# [WHAT TO PRODUCE]
Below are records to be output exactly, every one of them.

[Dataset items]
-----

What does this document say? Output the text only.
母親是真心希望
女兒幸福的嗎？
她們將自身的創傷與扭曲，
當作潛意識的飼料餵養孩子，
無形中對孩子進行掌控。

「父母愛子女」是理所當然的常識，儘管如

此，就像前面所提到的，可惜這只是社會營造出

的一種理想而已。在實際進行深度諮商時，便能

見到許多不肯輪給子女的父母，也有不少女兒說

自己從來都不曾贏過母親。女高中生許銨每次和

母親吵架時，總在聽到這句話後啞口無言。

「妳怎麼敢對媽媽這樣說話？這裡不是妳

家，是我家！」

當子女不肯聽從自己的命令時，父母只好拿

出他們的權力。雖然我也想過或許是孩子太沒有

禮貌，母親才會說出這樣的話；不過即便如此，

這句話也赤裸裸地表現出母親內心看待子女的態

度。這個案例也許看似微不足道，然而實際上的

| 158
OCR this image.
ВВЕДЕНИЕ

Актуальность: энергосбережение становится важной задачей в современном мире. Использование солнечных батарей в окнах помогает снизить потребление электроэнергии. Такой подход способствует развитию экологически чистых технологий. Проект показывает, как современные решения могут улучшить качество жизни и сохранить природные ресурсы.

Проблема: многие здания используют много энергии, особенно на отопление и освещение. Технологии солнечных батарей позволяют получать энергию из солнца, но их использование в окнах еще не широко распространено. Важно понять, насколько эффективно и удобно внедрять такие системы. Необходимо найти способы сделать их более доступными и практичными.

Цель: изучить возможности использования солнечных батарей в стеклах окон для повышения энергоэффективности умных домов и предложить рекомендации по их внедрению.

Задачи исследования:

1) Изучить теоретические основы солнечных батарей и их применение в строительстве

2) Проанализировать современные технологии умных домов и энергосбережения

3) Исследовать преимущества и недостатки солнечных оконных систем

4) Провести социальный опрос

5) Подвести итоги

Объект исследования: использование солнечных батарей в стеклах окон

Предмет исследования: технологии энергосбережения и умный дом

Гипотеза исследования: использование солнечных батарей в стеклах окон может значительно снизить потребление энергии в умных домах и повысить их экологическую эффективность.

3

-----

# [CORRECT RESPONSE]
What does this document say? Output the text only.
母親是真心希望
女兒幸福的嗎？
她們將自身的創傷與扭曲，
當作潛意識的飼料餵養孩子，
無形中對孩子進行掌控。

「父母愛子女」是理所當然的常識，儘管如

此，就像前面所提到的，可惜這只是社會營造出

的一種理想而已。在實際進行深度諮商時，便能

見到許多不肯輪給子女的父母，也有不少女兒說

自己從來都不曾贏過母親。女高中生許銨每次和

母親吵架時，總在聽到這句話後啞口無言。

「妳怎麼敢對媽媽這樣說話？這裡不是妳

家，是我家！」

當子女不肯聽從自己的命令時，父母只好拿

出他們的權力。雖然我也想過或許是孩子太沒有

禮貌，母親才會說出這樣的話；不過即便如此，

這句話也赤裸裸地表現出母親內心看待子女的態

度。這個案例也許看似微不足道，然而實際上的

| 158
OCR this image.
ВВЕДЕНИЕ

Актуальность: энергосбережение становится важной задачей в современном мире. Использование солнечных батарей в окнах помогает снизить потребление электроэнергии. Такой подход способствует развитию экологически чистых технологий. Проект показывает, как современные решения могут улучшить качество жизни и сохранить природные ресурсы.

Проблема: многие здания используют много энергии, особенно на отопление и освещение. Технологии солнечных батарей позволяют получать энергию из солнца, но их использование в окнах еще не широко распространено. Важно понять, насколько эффективно и удобно внедрять такие системы. Необходимо найти способы сделать их более доступными и практичными.

Цель: изучить возможности использования солнечных батарей в стеклах окон для повышения энергоэффективности умных домов и предложить рекомендации по их внедрению.

Задачи исследования:

1) Изучить теоретические основы солнечных батарей и их применение в строительстве

2) Проанализировать современные технологии умных домов и энергосбережения

3) Исследовать преимущества и недостатки солнечных оконных систем

4) Провести социальный опрос

5) Подвести итоги

Объект исследования: использование солнечных батарей в стеклах окон

Предмет исследования: технологии энергосбережения и умный дом

Гипотеза исследования: использование солнечных батарей в стеклах окон может значительно снизить потребление энергии в умных домах и повысить их экологическую эффективность.

3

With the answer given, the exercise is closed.